------ SUPPLIED RECORDS ------

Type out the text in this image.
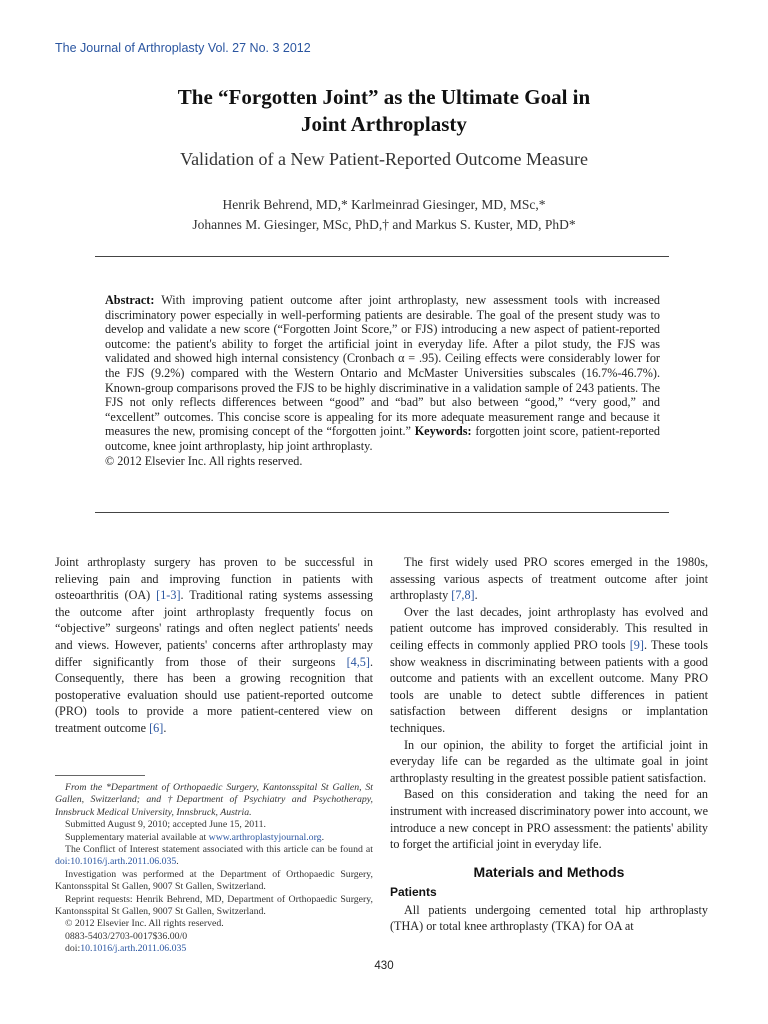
The Journal of Arthroplasty Vol. 27 No. 3 2012
The “Forgotten Joint” as the Ultimate Goal in
Joint Arthroplasty
Validation of a New Patient-Reported Outcome Measure
Henrik Behrend, MD,* Karlmeinrad Giesinger, MD, MSc,*
Johannes M. Giesinger, MSc, PhD,† and Markus S. Kuster, MD, PhD*
Abstract: With improving patient outcome after joint arthroplasty, new assessment tools with increased discriminatory power especially in well-performing patients are desirable. The goal of the present study was to develop and validate a new score (“Forgotten Joint Score,” or FJS) introducing a new aspect of patient-reported outcome: the patient's ability to forget the artificial joint in everyday life. After a pilot study, the FJS was validated and showed high internal consistency (Cronbach α = .95). Ceiling effects were considerably lower for the FJS (9.2%) compared with the Western Ontario and McMaster Universities subscales (16.7%-46.7%). Known-group comparisons proved the FJS to be highly discriminative in a validation sample of 243 patients. The FJS not only reflects differences between “good” and “bad” but also between “good,” “very good,” and “excellent” outcomes. This concise score is appealing for its more adequate measurement range and because it measures the new, promising concept of the “forgotten joint.” Keywords: forgotten joint score, patient-reported outcome, knee joint arthroplasty, hip joint arthroplasty.
© 2012 Elsevier Inc. All rights reserved.

Joint arthroplasty surgery has proven to be successful in relieving pain and improving function in patients with osteoarthritis (OA) [1-3]. Traditional rating systems assessing the outcome after joint arthroplasty frequently focus on “objective” surgeons' ratings and often neglect patients' needs and views. However, patients' concerns after arthroplasty may differ significantly from those of their surgeons [4,5]. Consequently, there has been a growing recognition that postoperative evaluation should use patient-reported outcome (PRO) tools to provide a more patient-centered view on treatment outcome [6].

From the *Department of Orthopaedic Surgery, Kantonsspital St Gallen, St Gallen, Switzerland; and †Department of Psychiatry and Psychotherapy, Innsbruck Medical University, Innsbruck, Austria.

Submitted August 9, 2010; accepted June 15, 2011.

Supplementary material available at www.arthroplastyjournal.org.

The Conflict of Interest statement associated with this article can be found at doi:10.1016/j.arth.2011.06.035.

Investigation was performed at the Department of Orthopaedic Surgery, Kantonsspital St Gallen, 9007 St Gallen, Switzerland.

Reprint requests: Henrik Behrend, MD, Department of Orthopaedic Surgery, Kantonsspital St Gallen, 9007 St Gallen, Switzerland.

© 2012 Elsevier Inc. All rights reserved.

0883-5403/2703-0017$36.00/0

doi:10.1016/j.arth.2011.06.035

The first widely used PRO scores emerged in the 1980s, assessing various aspects of treatment outcome after joint arthroplasty [7,8].

Over the last decades, joint arthroplasty has evolved and patient outcome has improved considerably. This resulted in ceiling effects in commonly applied PRO tools [9]. These tools show weakness in discriminating between patients with a good outcome and patients with an excellent outcome. Many PRO tools are unable to detect subtle differences in patient satisfaction between different designs or implantation techniques.

In our opinion, the ability to forget the artificial joint in everyday life can be regarded as the ultimate goal in joint arthroplasty resulting in the greatest possible patient satisfaction.

Based on this consideration and taking the need for an instrument with increased discriminatory power into account, we introduce a new concept in PRO assessment: the patients' ability to forget the artificial joint in everyday life.

Materials and Methods
Patients

All patients undergoing cemented total hip arthroplasty (THA) or total knee arthroplasty (TKA) for OA at

430
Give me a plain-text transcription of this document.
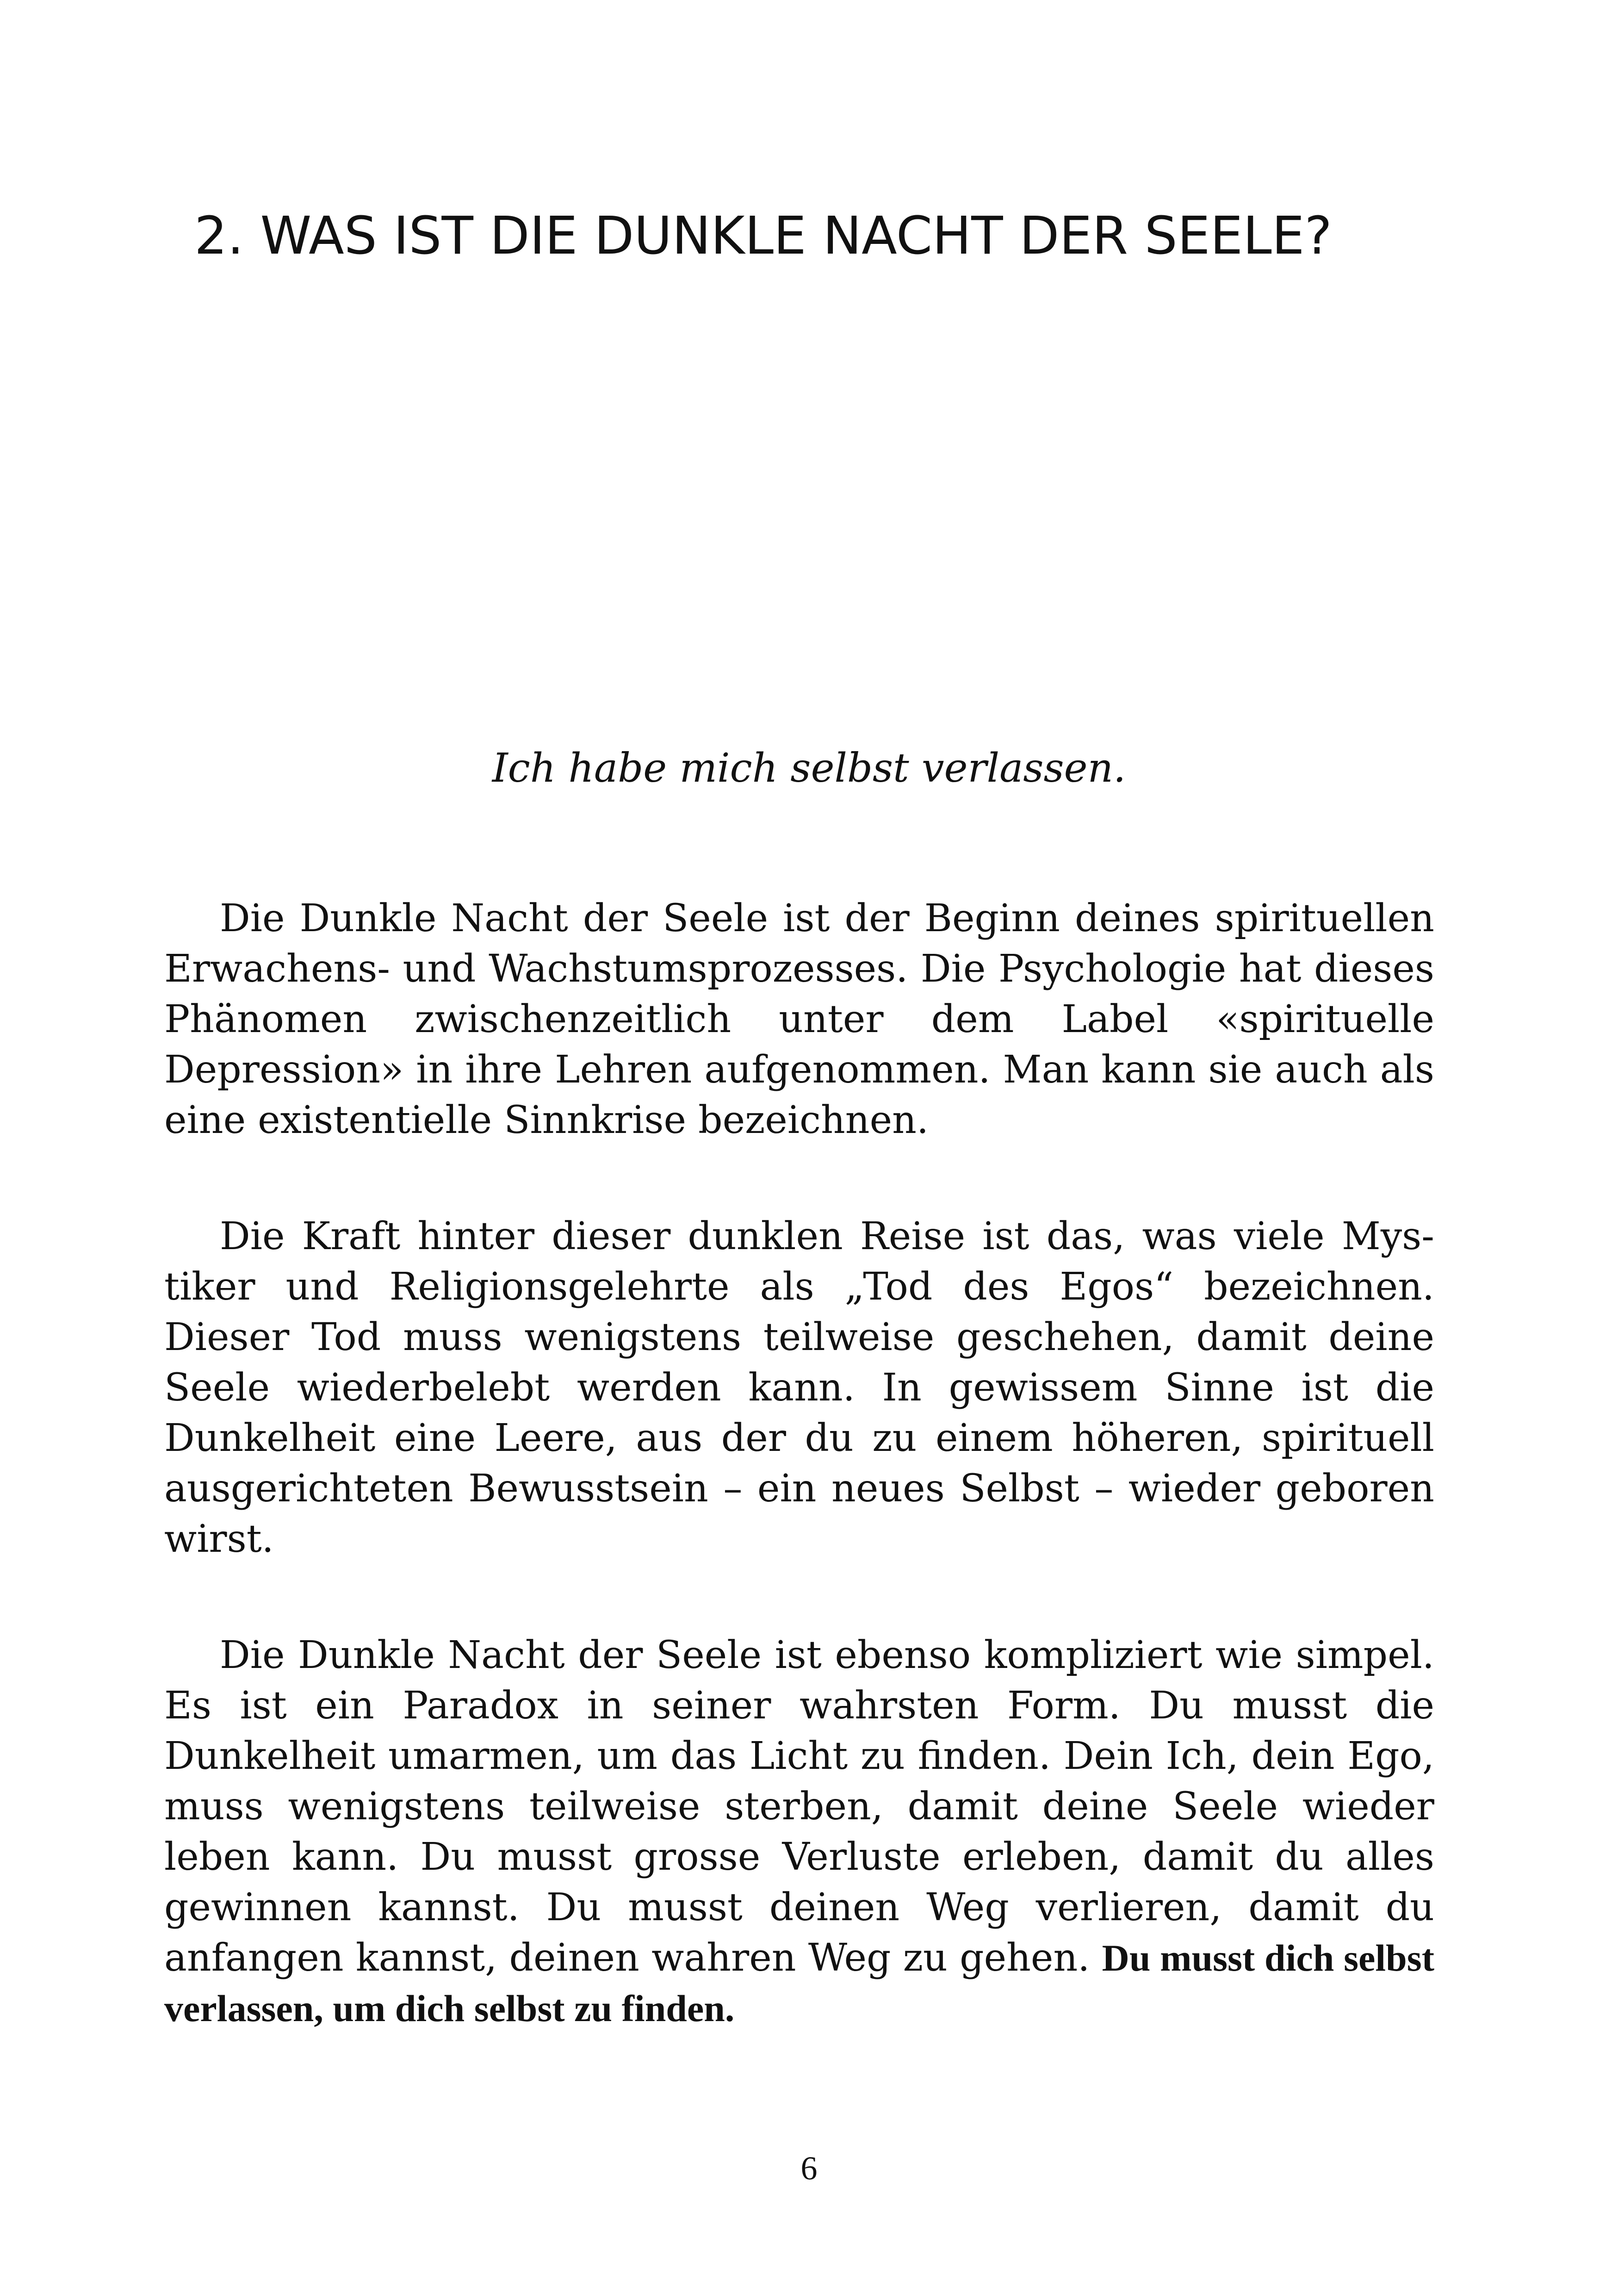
2. WAS IST DIE DUNKLE NACHT DER SEELE?

Ich habe mich selbst verlassen.

Die Dunkle Nacht der Seele ist der Beginn deines spirituellen Erwachens- und Wachstumsprozesses. Die Psychologie hat dieses Phänomen zwischenzeitlich unter dem Label «spirituelle Depression» in ihre Lehren aufgenommen. Man kann sie auch als eine existentielle Sinnkrise bezeichnen.

Die Kraft hinter dieser dunklen Reise ist das, was viele Mystiker und Religionsgelehrte als „Tod des Egos“ bezeichnen. Dieser Tod muss wenigstens teilweise geschehen, damit deine Seele wiederbelebt werden kann. In gewissem Sinne ist die Dunkelheit eine Leere, aus der du zu einem höheren, spirituell ausgerichteten Bewusstsein – ein neues Selbst – wieder geboren wirst.

Die Dunkle Nacht der Seele ist ebenso kompliziert wie simpel. Es ist ein Paradox in seiner wahrsten Form. Du musst die Dunkelheit umarmen, um das Licht zu finden. Dein Ich, dein Ego, muss wenigstens teilweise sterben, damit deine Seele wieder leben kann. Du musst grosse Verluste erleben, damit du alles gewinnen kannst. Du musst deinen Weg verlieren, damit du anfangen kannst, deinen wahren Weg zu gehen. Du musst dich selbst verlassen, um dich selbst zu finden.

6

------

(EXERCISE BRIEF): Return the lines of the records that include the string "differences".

(RESULT OF THIS EXERCISE):
Abstract: With improving patient outcome after joint arthroplasty, new assessment tools with increased discriminatory power especially in well-performing patients are desirable. The goal of the present study was to develop and validate a new score (“Forgotten Joint Score,” or FJS) introducing a new aspect of patient-reported outcome: the patient's ability to forget the artificial joint in everyday life. After a pilot study, the FJS was validated and showed high internal consistency (Cronbach α = .95). Ceiling effects were considerably lower for the FJS (9.2%) compared with the Western Ontario and McMaster Universities subscales (16.7%-46.7%). Known-group comparisons proved the FJS to be highly discriminative in a validation sample of 243 patients. The FJS not only reflects differences between “good” and “bad” but also between “good,” “very good,” and “excellent” outcomes. This concise score is appealing for its more adequate measurement range and because it measures the new, promising concept of the “forgotten joint.” Keywords: forgotten joint score, patient-reported outcome, knee joint arthroplasty, hip joint arthroplasty.
Over the last decades, joint arthroplasty has evolved and patient outcome has improved considerably. This resulted in ceiling effects in commonly applied PRO tools [9]. These tools show weakness in discriminating between patients with a good outcome and patients with an excellent outcome. Many PRO tools are unable to detect subtle differences in patient satisfaction between different designs or implantation techniques.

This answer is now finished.